Recorded data:
^^^^
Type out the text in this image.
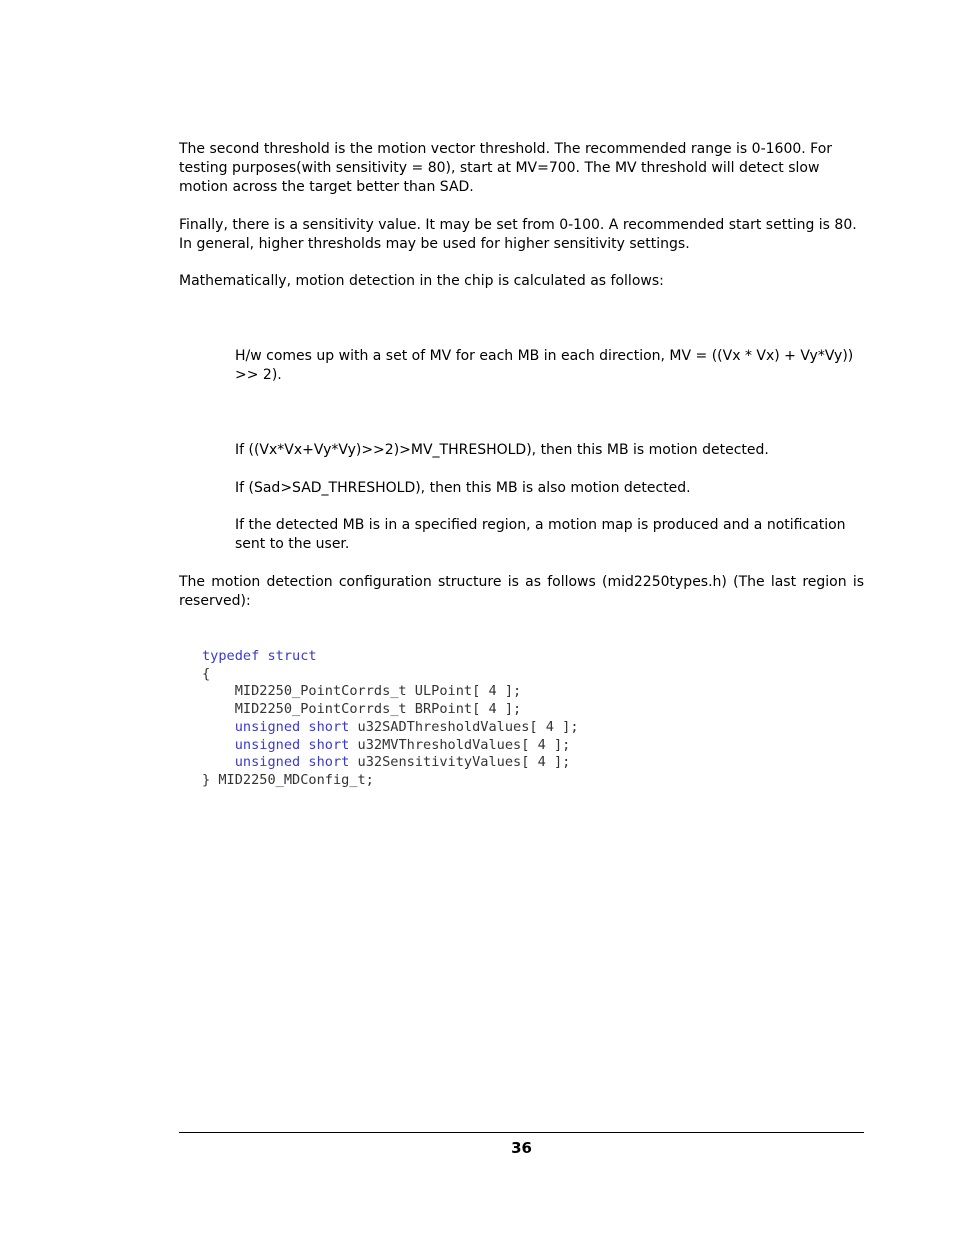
The second threshold is the motion vector threshold. The recommended range is 0-1600. For

testing purposes(with sensitivity = 80), start at MV=700. The MV threshold will detect slow

motion across the target better than SAD.

Finally, there is a sensitivity value. It may be set from 0-100. A recommended start setting is 80.

In general, higher thresholds may be used for higher sensitivity settings.

Mathematically, motion detection in the chip is calculated as follows:

H/w comes up with a set of MV for each MB in each direction, MV = ((Vx * Vx) + Vy*Vy))

>> 2).

If ((Vx*Vx+Vy*Vy)>>2)>MV_THRESHOLD), then this MB is motion detected.

If (Sad>SAD_THRESHOLD), then this MB is also motion detected.

If the detected MB is in a specified region, a motion map is produced and a notification

sent to the user.

The motion detection configuration structure is as follows (mid2250types.h) (The last region is reserved):

typedef struct
{
MID2250_PointCorrds_t ULPoint[ 4 ];
MID2250_PointCorrds_t BRPoint[ 4 ];
unsigned short u32SADThresholdValues[ 4 ];
unsigned short u32MVThresholdValues[ 4 ];
unsigned short u32SensitivityValues[ 4 ];
} MID2250_MDConfig_t;
36
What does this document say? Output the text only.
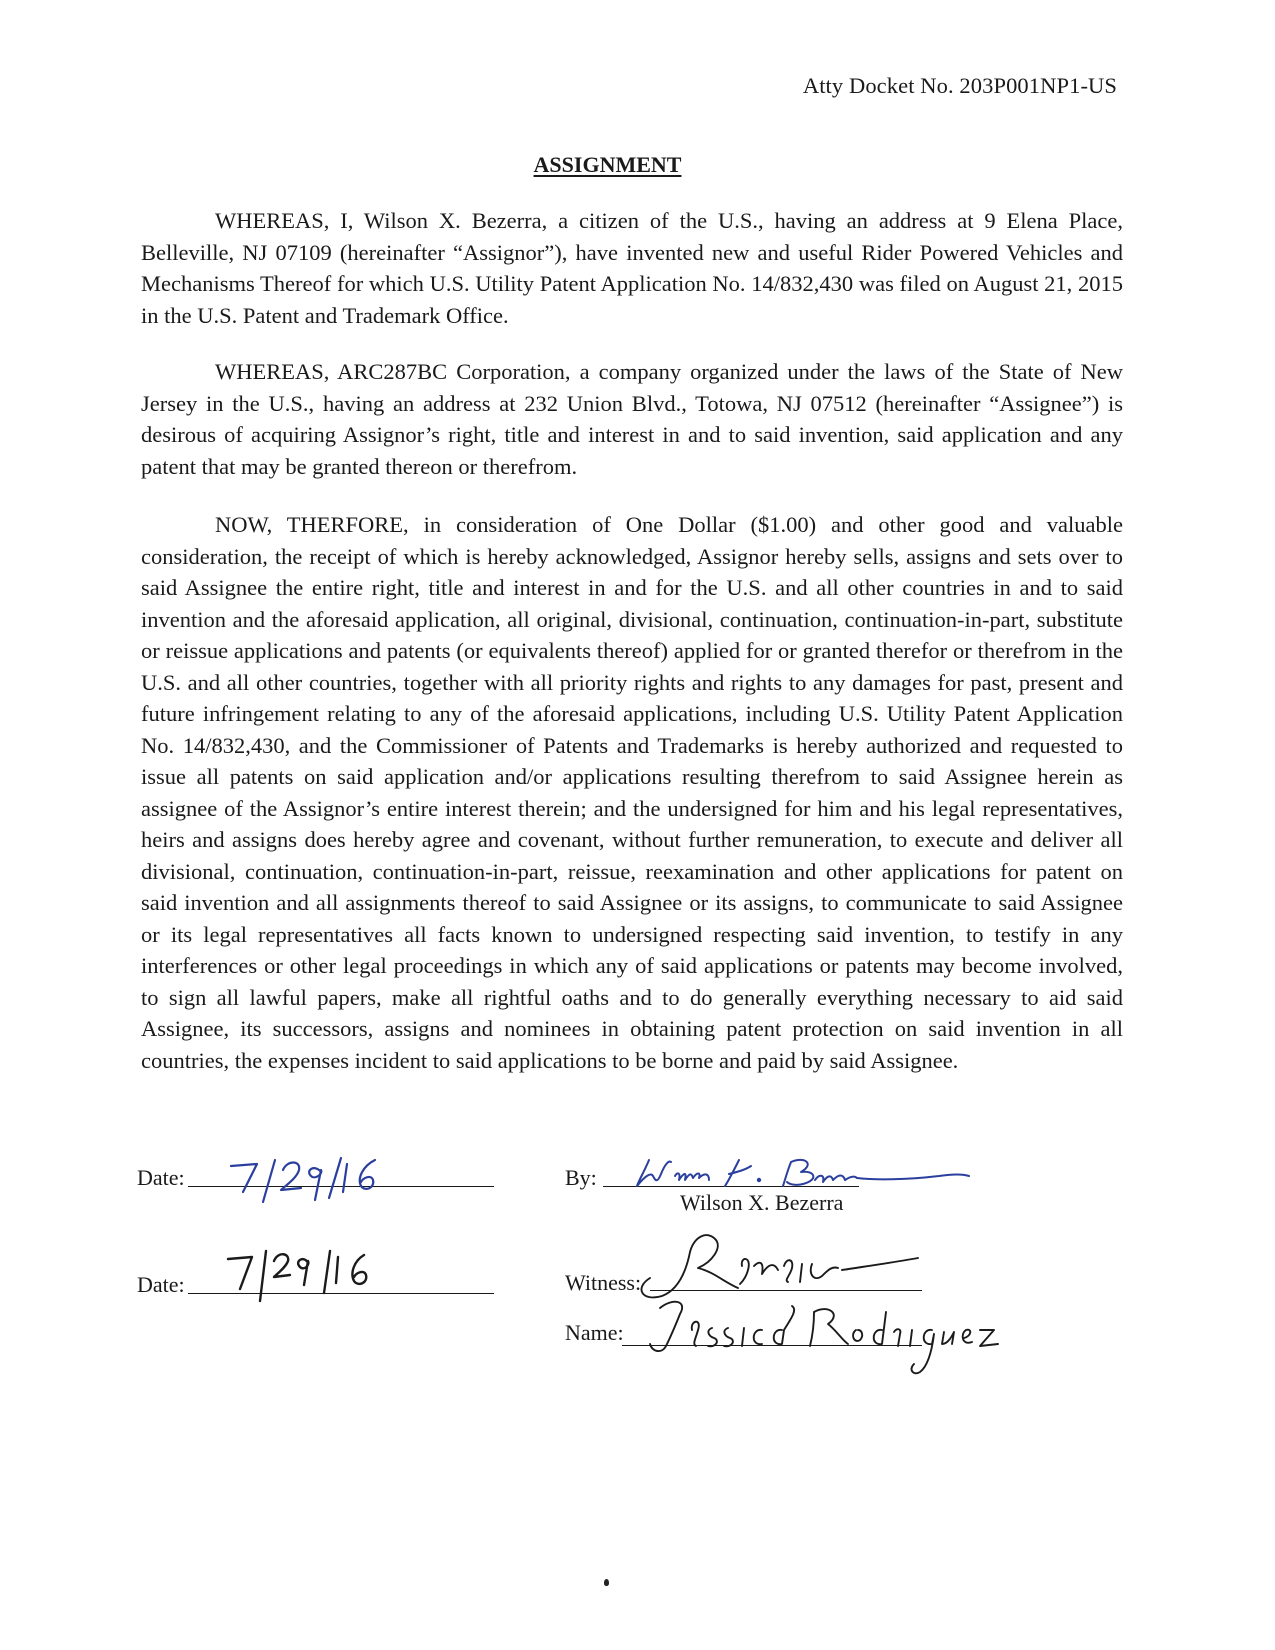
Atty Docket No. 203P001NP1-US
ASSIGNMENT

WHEREAS, I, Wilson X. Bezerra, a citizen of the U.S., having an address at 9 Elena Place, Belleville, NJ 07109 (hereinafter “Assignor”), have invented new and useful Rider Powered Vehicles and Mechanisms Thereof for which U.S. Utility Patent Application No. 14/832,430 was filed on August 21, 2015 in the U.S. Patent and Trademark Office.

WHEREAS, ARC287BC Corporation, a company organized under the laws of the State of New Jersey in the U.S., having an address at 232 Union Blvd., Totowa, NJ 07512 (hereinafter “Assignee”) is desirous of acquiring Assignor’s right, title and interest in and to said invention, said application and any patent that may be granted thereon or therefrom.

NOW, THERFORE, in consideration of One Dollar ($1.00) and other good and valuable consideration, the receipt of which is hereby acknowledged, Assignor hereby sells, assigns and sets over to said Assignee the entire right, title and interest in and for the U.S. and all other countries in and to said invention and the aforesaid application, all original, divisional, continuation, continuation-in-part, substitute or reissue applications and patents (or equivalents thereof) applied for or granted therefor or therefrom in the U.S. and all other countries, together with all priority rights and rights to any damages for past, present and future infringement relating to any of the aforesaid applications, including U.S. Utility Patent Application No. 14/832,430, and the Commissioner of Patents and Trademarks is hereby authorized and requested to issue all patents on said application and/or applications resulting therefrom to said Assignee herein as assignee of the Assignor’s entire interest therein; and the undersigned for him and his legal representatives, heirs and assigns does hereby agree and covenant, without further remuneration, to execute and deliver all divisional, continuation, continuation-in-part, reissue, reexamination and other applications for patent on said invention and all assignments thereof to said Assignee or its assigns, to communicate to said Assignee or its legal representatives all facts known to undersigned respecting said invention, to testify in any interferences or other legal proceedings in which any of said applications or patents may become involved, to sign all lawful papers, make all rightful oaths and to do generally everything necessary to aid said Assignee, its successors, assigns and nominees in obtaining patent protection on said invention in all countries, the expenses incident to said applications to be borne and paid by said Assignee.

Date:
Date:
By:
Wilson X. Bezerra
Witness:
Name:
^^^^
=== What is expected ===
Leave out every picture and copy the rest of the records exactly.

=== Finished answer ===
Type out the text in this image.
The second threshold is the motion vector threshold. The recommended range is 0-1600. For

testing purposes(with sensitivity = 80), start at MV=700. The MV threshold will detect slow

motion across the target better than SAD.

Finally, there is a sensitivity value. It may be set from 0-100. A recommended start setting is 80.

In general, higher thresholds may be used for higher sensitivity settings.

Mathematically, motion detection in the chip is calculated as follows:

H/w comes up with a set of MV for each MB in each direction, MV = ((Vx * Vx) + Vy*Vy))

>> 2).

If ((Vx*Vx+Vy*Vy)>>2)>MV_THRESHOLD), then this MB is motion detected.

If (Sad>SAD_THRESHOLD), then this MB is also motion detected.

If the detected MB is in a specified region, a motion map is produced and a notification

sent to the user.

The motion detection configuration structure is as follows (mid2250types.h) (The last region is reserved):

typedef struct
{
MID2250_PointCorrds_t ULPoint[ 4 ];
MID2250_PointCorrds_t BRPoint[ 4 ];
unsigned short u32SADThresholdValues[ 4 ];
unsigned short u32MVThresholdValues[ 4 ];
unsigned short u32SensitivityValues[ 4 ];
} MID2250_MDConfig_t;
36
What does this document say? Output the text only.
Atty Docket No. 203P001NP1-US
ASSIGNMENT

WHEREAS, I, Wilson X. Bezerra, a citizen of the U.S., having an address at 9 Elena Place, Belleville, NJ 07109 (hereinafter “Assignor”), have invented new and useful Rider Powered Vehicles and Mechanisms Thereof for which U.S. Utility Patent Application No. 14/832,430 was filed on August 21, 2015 in the U.S. Patent and Trademark Office.

WHEREAS, ARC287BC Corporation, a company organized under the laws of the State of New Jersey in the U.S., having an address at 232 Union Blvd., Totowa, NJ 07512 (hereinafter “Assignee”) is desirous of acquiring Assignor’s right, title and interest in and to said invention, said application and any patent that may be granted thereon or therefrom.

NOW, THERFORE, in consideration of One Dollar ($1.00) and other good and valuable consideration, the receipt of which is hereby acknowledged, Assignor hereby sells, assigns and sets over to said Assignee the entire right, title and interest in and for the U.S. and all other countries in and to said invention and the aforesaid application, all original, divisional, continuation, continuation-in-part, substitute or reissue applications and patents (or equivalents thereof) applied for or granted therefor or therefrom in the U.S. and all other countries, together with all priority rights and rights to any damages for past, present and future infringement relating to any of the aforesaid applications, including U.S. Utility Patent Application No. 14/832,430, and the Commissioner of Patents and Trademarks is hereby authorized and requested to issue all patents on said application and/or applications resulting therefrom to said Assignee herein as assignee of the Assignor’s entire interest therein; and the undersigned for him and his legal representatives, heirs and assigns does hereby agree and covenant, without further remuneration, to execute and deliver all divisional, continuation, continuation-in-part, reissue, reexamination and other applications for patent on said invention and all assignments thereof to said Assignee or its assigns, to communicate to said Assignee or its legal representatives all facts known to undersigned respecting said invention, to testify in any interferences or other legal proceedings in which any of said applications or patents may become involved, to sign all lawful papers, make all rightful oaths and to do generally everything necessary to aid said Assignee, its successors, assigns and nominees in obtaining patent protection on said invention in all countries, the expenses incident to said applications to be borne and paid by said Assignee.

Date:
Date:
By:
Wilson X. Bezerra
Witness:
Name:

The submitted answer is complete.